Set task
Extract each line holding the word "this" from the entries.

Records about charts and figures
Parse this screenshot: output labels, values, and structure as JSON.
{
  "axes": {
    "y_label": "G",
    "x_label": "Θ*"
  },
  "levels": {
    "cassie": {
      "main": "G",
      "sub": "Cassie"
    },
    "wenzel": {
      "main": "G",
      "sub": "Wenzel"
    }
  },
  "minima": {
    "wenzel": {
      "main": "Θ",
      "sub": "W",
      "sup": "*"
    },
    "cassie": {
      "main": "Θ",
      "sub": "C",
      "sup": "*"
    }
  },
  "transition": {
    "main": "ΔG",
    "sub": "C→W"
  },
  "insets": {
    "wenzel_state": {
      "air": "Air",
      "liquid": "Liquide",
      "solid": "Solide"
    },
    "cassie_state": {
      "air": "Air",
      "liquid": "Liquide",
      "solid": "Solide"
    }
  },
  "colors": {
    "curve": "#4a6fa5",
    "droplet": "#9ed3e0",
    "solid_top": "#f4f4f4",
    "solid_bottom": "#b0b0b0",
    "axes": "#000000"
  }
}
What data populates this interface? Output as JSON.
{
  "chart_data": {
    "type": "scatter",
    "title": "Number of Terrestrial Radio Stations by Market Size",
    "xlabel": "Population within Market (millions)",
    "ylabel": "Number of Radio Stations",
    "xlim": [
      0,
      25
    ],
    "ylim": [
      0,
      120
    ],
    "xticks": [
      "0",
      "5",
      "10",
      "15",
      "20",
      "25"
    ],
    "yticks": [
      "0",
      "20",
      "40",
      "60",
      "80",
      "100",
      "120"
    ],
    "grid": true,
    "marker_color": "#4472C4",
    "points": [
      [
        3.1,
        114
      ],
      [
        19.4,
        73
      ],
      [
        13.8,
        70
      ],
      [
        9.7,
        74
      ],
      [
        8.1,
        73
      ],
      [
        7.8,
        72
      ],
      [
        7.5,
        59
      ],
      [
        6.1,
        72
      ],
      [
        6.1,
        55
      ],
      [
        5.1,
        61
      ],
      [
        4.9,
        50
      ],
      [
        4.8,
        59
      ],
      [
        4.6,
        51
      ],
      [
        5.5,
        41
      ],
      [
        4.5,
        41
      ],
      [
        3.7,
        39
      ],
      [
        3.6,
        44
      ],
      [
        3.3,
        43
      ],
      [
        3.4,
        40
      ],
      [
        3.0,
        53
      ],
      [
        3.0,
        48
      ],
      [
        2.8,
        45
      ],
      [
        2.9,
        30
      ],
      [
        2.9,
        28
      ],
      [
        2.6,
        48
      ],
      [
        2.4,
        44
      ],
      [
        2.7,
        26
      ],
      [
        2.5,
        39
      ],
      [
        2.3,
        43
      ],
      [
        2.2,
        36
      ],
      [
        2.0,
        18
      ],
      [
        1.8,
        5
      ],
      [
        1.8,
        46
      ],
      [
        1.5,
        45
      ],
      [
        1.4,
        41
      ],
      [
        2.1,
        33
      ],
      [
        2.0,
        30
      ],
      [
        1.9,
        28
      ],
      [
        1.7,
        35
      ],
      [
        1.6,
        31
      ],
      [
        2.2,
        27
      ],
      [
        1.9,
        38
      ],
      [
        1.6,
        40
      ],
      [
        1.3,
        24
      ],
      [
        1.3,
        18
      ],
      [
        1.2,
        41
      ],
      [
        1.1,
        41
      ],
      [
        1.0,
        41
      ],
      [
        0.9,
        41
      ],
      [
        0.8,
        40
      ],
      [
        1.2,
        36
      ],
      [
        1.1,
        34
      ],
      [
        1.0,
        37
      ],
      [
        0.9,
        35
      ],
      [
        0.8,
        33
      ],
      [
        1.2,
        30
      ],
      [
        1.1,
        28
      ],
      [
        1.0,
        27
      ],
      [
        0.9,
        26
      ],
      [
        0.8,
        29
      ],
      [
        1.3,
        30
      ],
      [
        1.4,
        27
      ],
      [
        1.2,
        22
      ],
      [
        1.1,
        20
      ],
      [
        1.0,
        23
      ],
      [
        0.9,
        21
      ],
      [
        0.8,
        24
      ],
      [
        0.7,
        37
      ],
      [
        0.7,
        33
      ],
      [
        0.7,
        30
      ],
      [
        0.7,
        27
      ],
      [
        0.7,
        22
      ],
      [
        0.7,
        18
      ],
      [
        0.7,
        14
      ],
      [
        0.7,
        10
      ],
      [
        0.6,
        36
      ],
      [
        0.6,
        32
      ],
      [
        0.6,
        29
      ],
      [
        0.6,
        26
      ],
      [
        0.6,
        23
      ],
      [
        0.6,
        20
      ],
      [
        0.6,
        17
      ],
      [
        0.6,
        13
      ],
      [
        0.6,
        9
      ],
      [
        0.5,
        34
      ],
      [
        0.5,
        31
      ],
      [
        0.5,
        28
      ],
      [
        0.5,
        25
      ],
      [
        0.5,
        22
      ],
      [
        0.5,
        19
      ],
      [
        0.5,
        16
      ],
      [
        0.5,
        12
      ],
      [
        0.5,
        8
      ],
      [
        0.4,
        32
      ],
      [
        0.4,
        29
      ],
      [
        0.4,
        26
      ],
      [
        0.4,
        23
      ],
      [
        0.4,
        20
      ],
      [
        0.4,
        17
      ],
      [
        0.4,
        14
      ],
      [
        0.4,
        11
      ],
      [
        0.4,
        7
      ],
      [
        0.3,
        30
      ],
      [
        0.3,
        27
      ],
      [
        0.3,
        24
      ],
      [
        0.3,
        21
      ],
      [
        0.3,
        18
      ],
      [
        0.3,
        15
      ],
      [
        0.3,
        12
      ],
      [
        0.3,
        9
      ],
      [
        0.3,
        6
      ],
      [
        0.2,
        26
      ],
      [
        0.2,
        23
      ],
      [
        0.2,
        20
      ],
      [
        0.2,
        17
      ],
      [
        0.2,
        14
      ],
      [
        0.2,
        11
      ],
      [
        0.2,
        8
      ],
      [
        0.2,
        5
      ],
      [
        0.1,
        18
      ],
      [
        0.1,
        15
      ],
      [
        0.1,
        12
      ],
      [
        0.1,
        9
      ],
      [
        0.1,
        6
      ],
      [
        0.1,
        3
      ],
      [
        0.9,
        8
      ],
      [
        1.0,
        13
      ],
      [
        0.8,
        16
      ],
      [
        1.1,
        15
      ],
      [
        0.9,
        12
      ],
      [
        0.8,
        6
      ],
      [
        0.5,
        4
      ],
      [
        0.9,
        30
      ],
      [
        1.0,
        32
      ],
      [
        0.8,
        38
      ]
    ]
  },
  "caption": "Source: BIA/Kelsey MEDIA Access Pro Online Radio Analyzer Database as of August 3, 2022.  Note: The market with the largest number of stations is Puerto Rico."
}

Right answer
Parse this screenshot: output labels, values, and structure as JSON.
What data populates this interface? Output as JSON.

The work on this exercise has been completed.